■ Tugas Anda
**a)** Sebutkan semua nama pemberi komentar pada cetakan kedua novel Burung-burung Manyar yang disebut dalam teks tentang endorsement buku sastra.
**b)** Menurut teks tentang endorsement buku sastra, di surat kabar apa Rahayu Prihatmi menulis review novel tersebut?
**c)** Teruskan teks tentang endorsement buku sastra mulai dari kalimat terakhirnya.

■ Teks Terpilih
****************

Veven Sp Wardhana
Kompas, 27 Jan 2013
Tidak jelas, atau setidaknya saya tak punya catatan, sejak kapan buku sastra—prosa ataupun puisi—menyertakan beberapa komentar dari orang-orang yang dianggap bisa mengatrol isi buku tersebut.
Komentar yang biasa dimuat di halaman sampul belakang tersebut dikenal dengan sebutan endorsement (dukungan; endorse: mengesahkan) atau blurp (entah apa artinya dalam bahasa Indonesia). Yang paling saya ingat, cetakan kedua novel Burung-burung Manyar (1981) karya YB Mangunwijaya menyertakan komentar Subagio Sastrowardoyo, Th Rahayu Prihatmi, Satyagraha Hoerip, dan entah siapa lagi.
Siapa pun mereka (pastilah semuanya bukan nama-nama sembarangan), komentar mereka yang dimuat di sampul belakang buku itu sebelumnya telah lebih dulu dimuat di media massa, surat kabar, atau majalah karena memang ditulis sebagai review atau tinjauan atas cetakan pertama. Subagio menulis resensi novel tersebut di surat kabar Kompas, Rahayu Prihatmi me-review di Sinar Harapan, dan begitu seterusnya.

****************

■ Daftar data
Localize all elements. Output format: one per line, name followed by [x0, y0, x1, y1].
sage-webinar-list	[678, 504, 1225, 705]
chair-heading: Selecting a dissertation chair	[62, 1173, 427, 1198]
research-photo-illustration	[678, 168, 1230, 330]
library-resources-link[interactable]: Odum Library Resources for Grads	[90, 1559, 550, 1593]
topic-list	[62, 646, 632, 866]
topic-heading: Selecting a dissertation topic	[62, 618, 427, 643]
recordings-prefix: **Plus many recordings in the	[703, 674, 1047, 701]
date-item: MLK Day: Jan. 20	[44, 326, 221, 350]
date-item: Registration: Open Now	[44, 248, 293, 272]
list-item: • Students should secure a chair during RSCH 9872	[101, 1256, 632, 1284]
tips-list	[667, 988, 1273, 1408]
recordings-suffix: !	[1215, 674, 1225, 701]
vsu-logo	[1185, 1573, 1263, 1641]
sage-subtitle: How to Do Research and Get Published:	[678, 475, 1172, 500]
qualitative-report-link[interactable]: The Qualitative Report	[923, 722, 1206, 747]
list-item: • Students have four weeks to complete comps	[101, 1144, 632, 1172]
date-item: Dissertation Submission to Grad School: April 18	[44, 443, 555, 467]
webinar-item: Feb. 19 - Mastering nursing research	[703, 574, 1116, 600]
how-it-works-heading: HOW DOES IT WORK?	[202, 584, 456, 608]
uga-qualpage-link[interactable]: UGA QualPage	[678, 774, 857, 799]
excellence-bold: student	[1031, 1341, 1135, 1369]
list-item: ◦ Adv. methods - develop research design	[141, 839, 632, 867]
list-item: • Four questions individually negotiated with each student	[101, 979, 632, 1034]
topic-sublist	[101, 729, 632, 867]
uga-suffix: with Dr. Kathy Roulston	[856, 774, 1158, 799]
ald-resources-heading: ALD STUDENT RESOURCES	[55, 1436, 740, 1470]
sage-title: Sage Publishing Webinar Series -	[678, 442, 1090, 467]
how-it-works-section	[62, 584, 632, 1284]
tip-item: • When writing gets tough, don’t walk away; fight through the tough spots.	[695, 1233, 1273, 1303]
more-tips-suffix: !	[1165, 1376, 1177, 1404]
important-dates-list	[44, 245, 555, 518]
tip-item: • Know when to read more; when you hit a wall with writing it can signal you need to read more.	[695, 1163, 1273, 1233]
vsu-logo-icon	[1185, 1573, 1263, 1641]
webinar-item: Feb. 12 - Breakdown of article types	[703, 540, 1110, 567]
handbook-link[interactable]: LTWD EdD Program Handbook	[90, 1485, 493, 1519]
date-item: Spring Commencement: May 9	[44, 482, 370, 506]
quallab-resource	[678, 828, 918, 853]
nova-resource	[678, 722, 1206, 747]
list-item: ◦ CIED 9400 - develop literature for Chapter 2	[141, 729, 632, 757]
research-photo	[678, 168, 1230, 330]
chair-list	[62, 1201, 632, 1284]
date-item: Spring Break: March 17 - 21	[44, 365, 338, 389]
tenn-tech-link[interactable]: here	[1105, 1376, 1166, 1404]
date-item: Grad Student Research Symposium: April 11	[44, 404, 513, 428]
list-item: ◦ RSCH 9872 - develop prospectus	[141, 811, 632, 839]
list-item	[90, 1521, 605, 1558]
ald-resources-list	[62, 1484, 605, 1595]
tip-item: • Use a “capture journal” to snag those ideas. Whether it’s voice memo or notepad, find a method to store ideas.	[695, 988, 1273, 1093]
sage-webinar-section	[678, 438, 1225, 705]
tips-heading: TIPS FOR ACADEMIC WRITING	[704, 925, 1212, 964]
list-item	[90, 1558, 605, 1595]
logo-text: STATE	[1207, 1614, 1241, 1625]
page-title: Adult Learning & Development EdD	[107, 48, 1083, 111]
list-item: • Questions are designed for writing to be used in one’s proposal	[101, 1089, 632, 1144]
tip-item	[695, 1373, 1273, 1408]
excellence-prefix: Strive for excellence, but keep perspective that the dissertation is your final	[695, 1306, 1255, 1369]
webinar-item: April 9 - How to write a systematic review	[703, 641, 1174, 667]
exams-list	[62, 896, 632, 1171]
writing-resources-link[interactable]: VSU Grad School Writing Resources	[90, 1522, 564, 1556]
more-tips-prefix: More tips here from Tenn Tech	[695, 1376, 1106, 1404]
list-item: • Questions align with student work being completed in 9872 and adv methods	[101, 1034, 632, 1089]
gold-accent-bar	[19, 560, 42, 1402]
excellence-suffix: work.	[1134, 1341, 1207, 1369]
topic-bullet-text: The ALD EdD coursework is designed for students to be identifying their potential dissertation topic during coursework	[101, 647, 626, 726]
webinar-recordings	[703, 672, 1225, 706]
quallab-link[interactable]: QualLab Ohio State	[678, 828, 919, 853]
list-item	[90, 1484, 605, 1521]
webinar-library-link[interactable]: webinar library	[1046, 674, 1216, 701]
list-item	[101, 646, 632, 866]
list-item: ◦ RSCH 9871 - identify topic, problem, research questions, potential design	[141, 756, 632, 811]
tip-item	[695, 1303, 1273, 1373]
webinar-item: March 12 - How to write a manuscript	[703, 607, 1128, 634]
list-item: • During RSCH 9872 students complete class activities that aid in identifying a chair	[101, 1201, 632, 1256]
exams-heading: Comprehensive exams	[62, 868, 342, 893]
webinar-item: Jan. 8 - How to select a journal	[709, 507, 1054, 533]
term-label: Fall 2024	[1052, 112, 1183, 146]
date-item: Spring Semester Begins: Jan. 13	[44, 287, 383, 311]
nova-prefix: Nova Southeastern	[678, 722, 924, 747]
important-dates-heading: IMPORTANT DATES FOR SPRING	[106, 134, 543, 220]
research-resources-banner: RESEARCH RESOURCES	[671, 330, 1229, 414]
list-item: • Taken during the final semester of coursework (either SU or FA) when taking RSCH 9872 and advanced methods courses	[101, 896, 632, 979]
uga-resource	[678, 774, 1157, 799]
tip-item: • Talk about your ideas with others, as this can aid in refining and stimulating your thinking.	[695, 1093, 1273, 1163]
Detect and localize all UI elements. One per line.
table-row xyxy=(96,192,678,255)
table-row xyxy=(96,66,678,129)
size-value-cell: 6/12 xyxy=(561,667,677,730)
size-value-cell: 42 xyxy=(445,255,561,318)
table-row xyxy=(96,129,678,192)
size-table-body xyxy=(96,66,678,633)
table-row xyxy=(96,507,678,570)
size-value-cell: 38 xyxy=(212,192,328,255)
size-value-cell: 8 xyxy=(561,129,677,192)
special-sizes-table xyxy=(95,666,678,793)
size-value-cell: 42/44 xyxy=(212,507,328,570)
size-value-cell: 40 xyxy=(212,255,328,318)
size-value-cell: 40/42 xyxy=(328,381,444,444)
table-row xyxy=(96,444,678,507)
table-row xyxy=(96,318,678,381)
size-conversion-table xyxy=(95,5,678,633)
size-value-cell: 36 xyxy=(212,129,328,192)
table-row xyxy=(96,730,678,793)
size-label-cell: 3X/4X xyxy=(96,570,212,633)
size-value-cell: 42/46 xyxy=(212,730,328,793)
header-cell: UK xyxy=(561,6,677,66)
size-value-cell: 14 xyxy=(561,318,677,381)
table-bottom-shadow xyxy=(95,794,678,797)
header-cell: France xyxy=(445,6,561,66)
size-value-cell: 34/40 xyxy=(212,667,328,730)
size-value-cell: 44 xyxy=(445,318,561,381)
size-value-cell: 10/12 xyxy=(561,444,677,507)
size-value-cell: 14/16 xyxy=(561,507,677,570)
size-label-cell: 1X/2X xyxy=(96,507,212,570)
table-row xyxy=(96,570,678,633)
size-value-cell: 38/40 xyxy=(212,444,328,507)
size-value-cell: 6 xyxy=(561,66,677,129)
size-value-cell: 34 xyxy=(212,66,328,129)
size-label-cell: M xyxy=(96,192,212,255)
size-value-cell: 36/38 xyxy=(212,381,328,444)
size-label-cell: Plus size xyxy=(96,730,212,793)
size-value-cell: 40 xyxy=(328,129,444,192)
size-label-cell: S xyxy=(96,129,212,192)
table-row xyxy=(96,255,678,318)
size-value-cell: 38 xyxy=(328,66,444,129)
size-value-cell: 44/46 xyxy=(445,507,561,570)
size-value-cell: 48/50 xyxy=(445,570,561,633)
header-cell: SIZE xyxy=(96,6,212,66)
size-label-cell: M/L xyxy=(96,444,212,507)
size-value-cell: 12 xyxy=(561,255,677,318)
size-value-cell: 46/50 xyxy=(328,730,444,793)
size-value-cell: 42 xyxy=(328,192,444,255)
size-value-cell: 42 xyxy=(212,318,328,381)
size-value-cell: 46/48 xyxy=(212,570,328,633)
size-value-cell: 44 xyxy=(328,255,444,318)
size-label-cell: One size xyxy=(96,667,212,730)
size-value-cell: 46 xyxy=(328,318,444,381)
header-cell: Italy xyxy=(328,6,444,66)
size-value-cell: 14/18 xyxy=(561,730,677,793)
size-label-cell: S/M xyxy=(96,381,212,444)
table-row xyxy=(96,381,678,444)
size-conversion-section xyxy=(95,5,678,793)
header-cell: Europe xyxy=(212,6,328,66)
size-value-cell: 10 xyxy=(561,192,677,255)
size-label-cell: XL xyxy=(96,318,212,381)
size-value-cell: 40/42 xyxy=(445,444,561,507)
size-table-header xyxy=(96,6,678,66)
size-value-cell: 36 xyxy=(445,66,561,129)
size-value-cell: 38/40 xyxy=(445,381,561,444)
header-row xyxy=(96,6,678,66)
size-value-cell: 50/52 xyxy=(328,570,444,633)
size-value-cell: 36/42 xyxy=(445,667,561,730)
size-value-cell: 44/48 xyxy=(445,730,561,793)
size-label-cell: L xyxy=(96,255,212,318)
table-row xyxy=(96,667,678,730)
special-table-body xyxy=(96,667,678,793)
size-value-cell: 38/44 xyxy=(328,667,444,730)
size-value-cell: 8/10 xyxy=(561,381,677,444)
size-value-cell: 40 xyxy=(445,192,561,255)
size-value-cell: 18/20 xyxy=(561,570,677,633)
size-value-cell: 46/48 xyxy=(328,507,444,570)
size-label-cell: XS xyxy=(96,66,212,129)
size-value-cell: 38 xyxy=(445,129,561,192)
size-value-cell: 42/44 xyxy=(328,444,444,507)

****************

■ Hasil
**a)** Subagio Sastrowardoyo, Th Rahayu Prihatmi, Satyagraha Hoerip

**b)** Sinar Harapan

**c)**
Komentar mereka adalah sebagian dari tulisan kajian lebih panjang terhadap novel yang dalam perjalanan dan perkembangan sastra Indonesia mempunyai tempat khusus, fenomenal, lantaran merupakan salah satu ikon mengenai kembalinya tradisi subkultur dalam khazanah sastra nasional.
Berbeda dibandingkan dengan novel Saman (1998) karya Ayu Utami. Sederet komentar, atau endorsement, sepertinya benar-benar diniatkan untuk kemasan buku ini. Ada komentar dari enam nama, yakni Sapardi Djoko Damono, Ignas Kleden, Faruk HT, Umar Kayam, YB Mangunwijaya, bahkan Pramoedya Ananta Toer. Beberapa di antara mereka (tiga disebut pertama) merupakan para juri sayembara menulis novel yang diselenggarakan Dewan Kesenian Jakarta, tempat Saman memenangi penilaian, toh komentar yang mereka sampaikan lebih ”pribadi”, sementara beberapa lainnya tak ada kait mengait dengan sayembara tersebut.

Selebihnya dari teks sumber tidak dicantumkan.